Records from a data collection:
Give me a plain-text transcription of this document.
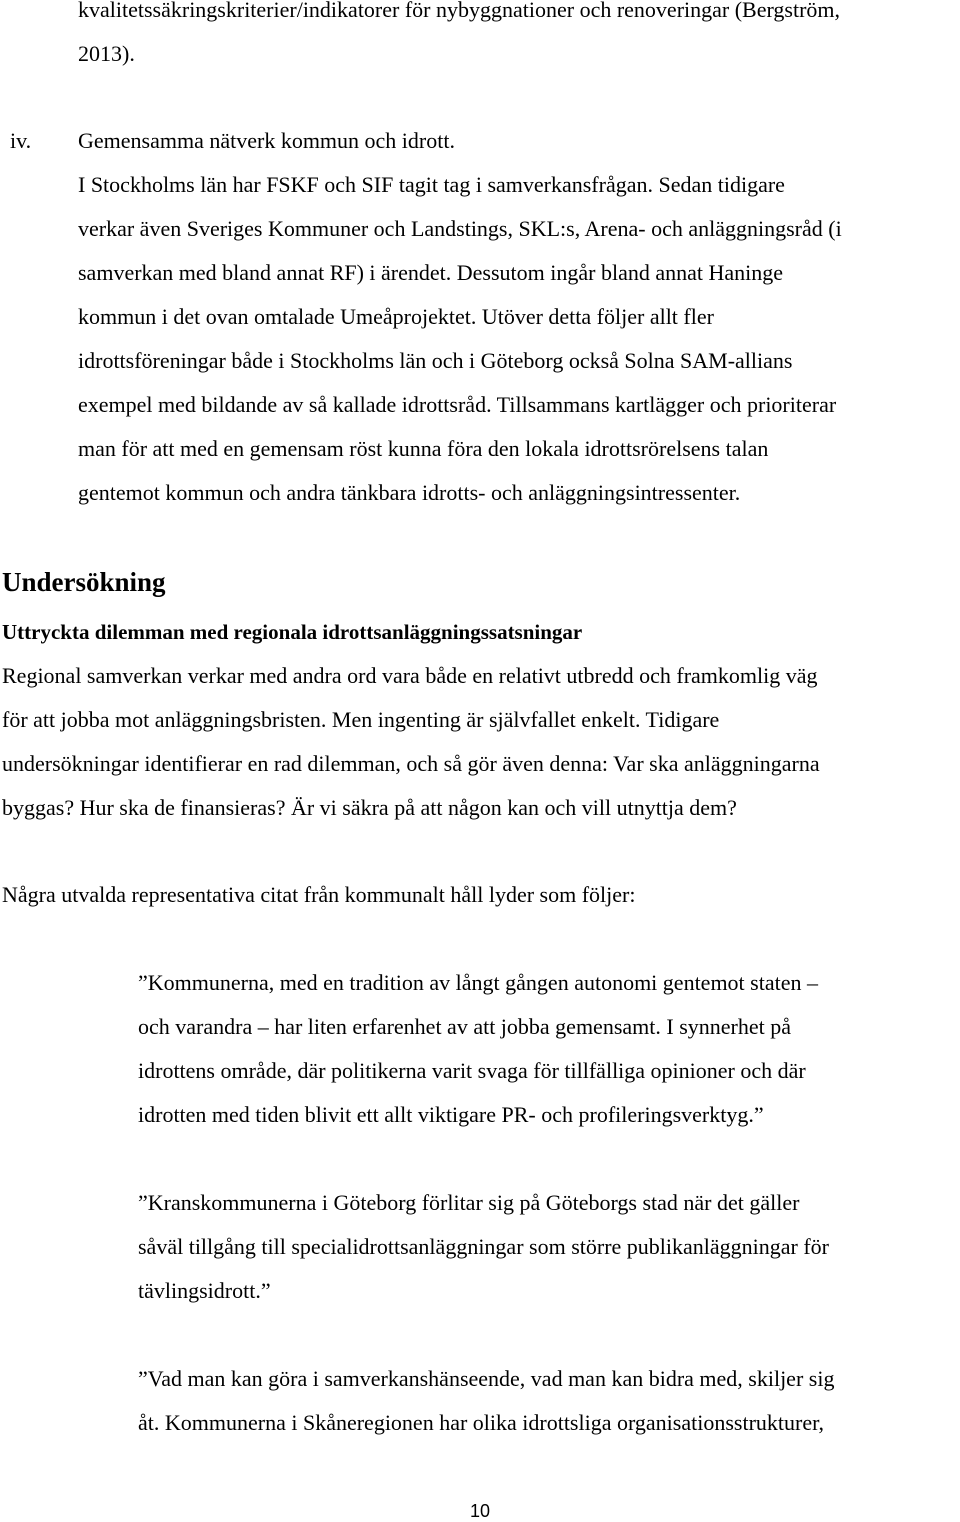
kvalitetssäkringskriterier/indikatorer för nybyggnationer och renoveringar (Bergström,
2013).
iv. Gemensamma nätverk kommun och idrott.
I Stockholms län har FSKF och SIF tagit tag i samverkansfrågan. Sedan tidigare
verkar även Sveriges Kommuner och Landstings, SKL:s, Arena- och anläggningsråd (i
samverkan med bland annat RF) i ärendet. Dessutom ingår bland annat Haninge
kommun i det ovan omtalade Umeåprojektet. Utöver detta följer allt fler
idrottsföreningar både i Stockholms län och i Göteborg också Solna SAM-allians
exempel med bildande av så kallade idrottsråd. Tillsammans kartlägger och prioriterar
man för att med en gemensam röst kunna föra den lokala idrottsrörelsens talan
gentemot kommun och andra tänkbara idrotts- och anläggningsintressenter.
Undersökning
Uttryckta dilemman med regionala idrottsanläggningssatsningar
Regional samverkan verkar med andra ord vara både en relativt utbredd och framkomlig väg
för att jobba mot anläggningsbristen. Men ingenting är självfallet enkelt. Tidigare
undersökningar identifierar en rad dilemman, och så gör även denna: Var ska anläggningarna
byggas? Hur ska de finansieras? Är vi säkra på att någon kan och vill utnyttja dem?
Några utvalda representativa citat från kommunalt håll lyder som följer:
”Kommunerna, med en tradition av långt gången autonomi gentemot staten –
och varandra – har liten erfarenhet av att jobba gemensamt. I synnerhet på
idrottens område, där politikerna varit svaga för tillfälliga opinioner och där
idrotten med tiden blivit ett allt viktigare PR- och profileringsverktyg.”
”Kranskommunerna i Göteborg förlitar sig på Göteborgs stad när det gäller
såväl tillgång till specialidrottsanläggningar som större publikanläggningar för
tävlingsidrott.”
”Vad man kan göra i samverkanshänseende, vad man kan bidra med, skiljer sig
åt. Kommunerna i Skåneregionen har olika idrottsliga organisationsstrukturer,
10
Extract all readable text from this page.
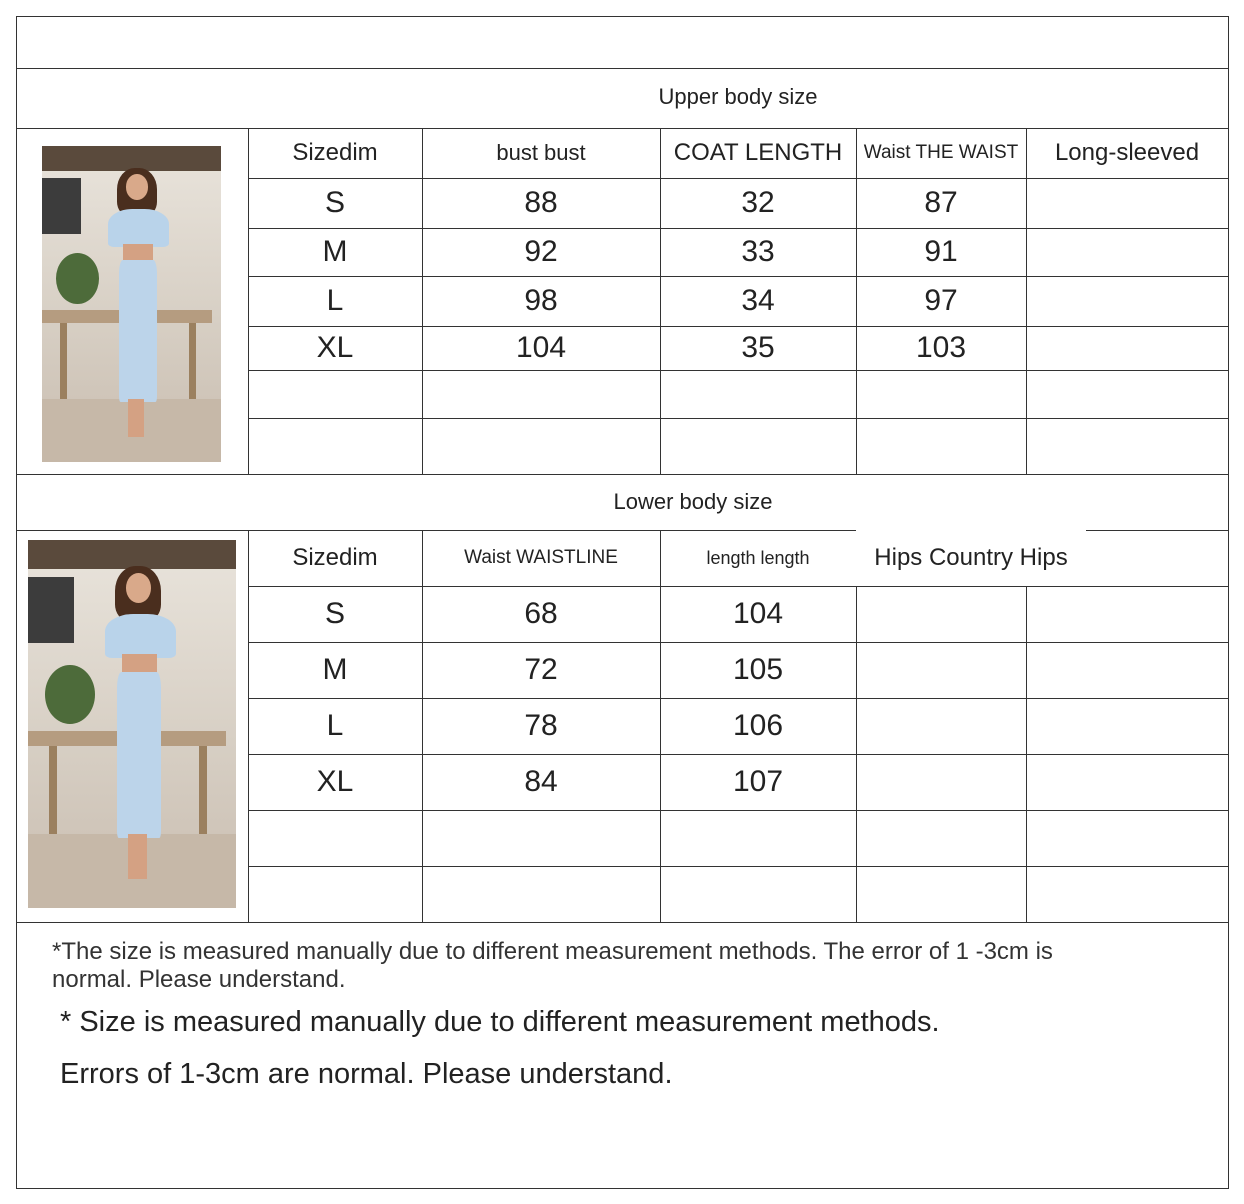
Upper body size
Lower body size
Sizedim	bust bust	COAT LENGTH	Waist THE WAIST	Long-sleeved
S	88	32	87
M	92	33	91
L	98	34	97
XL	104	35	103
Sizedim	Waist WAISTLINE	length length	Hips Country Hips
S	68	104
M	72	105
L	78	106
XL	84	107
*The size is measured manually due to different measurement methods. The error of 1 -3cm is normal. Please understand.
* Size is measured manually due to different measurement methods.
Errors of 1-3cm are normal. Please understand.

WHAT IS REQUIRED -> Return every line of the records exactly as given, pictures excluded.

EXERCISE RESULT ->
Give me a plain-text transcription of this document.
kvalitetssäkringskriterier/indikatorer för nybyggnationer och renoveringar (Bergström,
2013).
iv. Gemensamma nätverk kommun och idrott.
I Stockholms län har FSKF och SIF tagit tag i samverkansfrågan. Sedan tidigare
verkar även Sveriges Kommuner och Landstings, SKL:s, Arena- och anläggningsråd (i
samverkan med bland annat RF) i ärendet. Dessutom ingår bland annat Haninge
kommun i det ovan omtalade Umeåprojektet. Utöver detta följer allt fler
idrottsföreningar både i Stockholms län och i Göteborg också Solna SAM-allians
exempel med bildande av så kallade idrottsråd. Tillsammans kartlägger och prioriterar
man för att med en gemensam röst kunna föra den lokala idrottsrörelsens talan
gentemot kommun och andra tänkbara idrotts- och anläggningsintressenter.
Undersökning
Uttryckta dilemman med regionala idrottsanläggningssatsningar
Regional samverkan verkar med andra ord vara både en relativt utbredd och framkomlig väg
för att jobba mot anläggningsbristen. Men ingenting är självfallet enkelt. Tidigare
undersökningar identifierar en rad dilemman, och så gör även denna: Var ska anläggningarna
byggas? Hur ska de finansieras? Är vi säkra på att någon kan och vill utnyttja dem?
Några utvalda representativa citat från kommunalt håll lyder som följer:
”Kommunerna, med en tradition av långt gången autonomi gentemot staten –
och varandra – har liten erfarenhet av att jobba gemensamt. I synnerhet på
idrottens område, där politikerna varit svaga för tillfälliga opinioner och där
idrotten med tiden blivit ett allt viktigare PR- och profileringsverktyg.”
”Kranskommunerna i Göteborg förlitar sig på Göteborgs stad när det gäller
såväl tillgång till specialidrottsanläggningar som större publikanläggningar för
tävlingsidrott.”
”Vad man kan göra i samverkanshänseende, vad man kan bidra med, skiljer sig
åt. Kommunerna i Skåneregionen har olika idrottsliga organisationsstrukturer,
10
Extract all readable text from this page.
Upper body size
Lower body size
Sizedim	bust bust	COAT LENGTH	Waist THE WAIST	Long-sleeved
S	88	32	87
M	92	33	91
L	98	34	97
XL	104	35	103
Sizedim	Waist WAISTLINE	length length	Hips Country Hips
S	68	104
M	72	105
L	78	106
XL	84	107
*The size is measured manually due to different measurement methods. The error of 1 -3cm is normal. Please understand.
* Size is measured manually due to different measurement methods.
Errors of 1-3cm are normal. Please understand.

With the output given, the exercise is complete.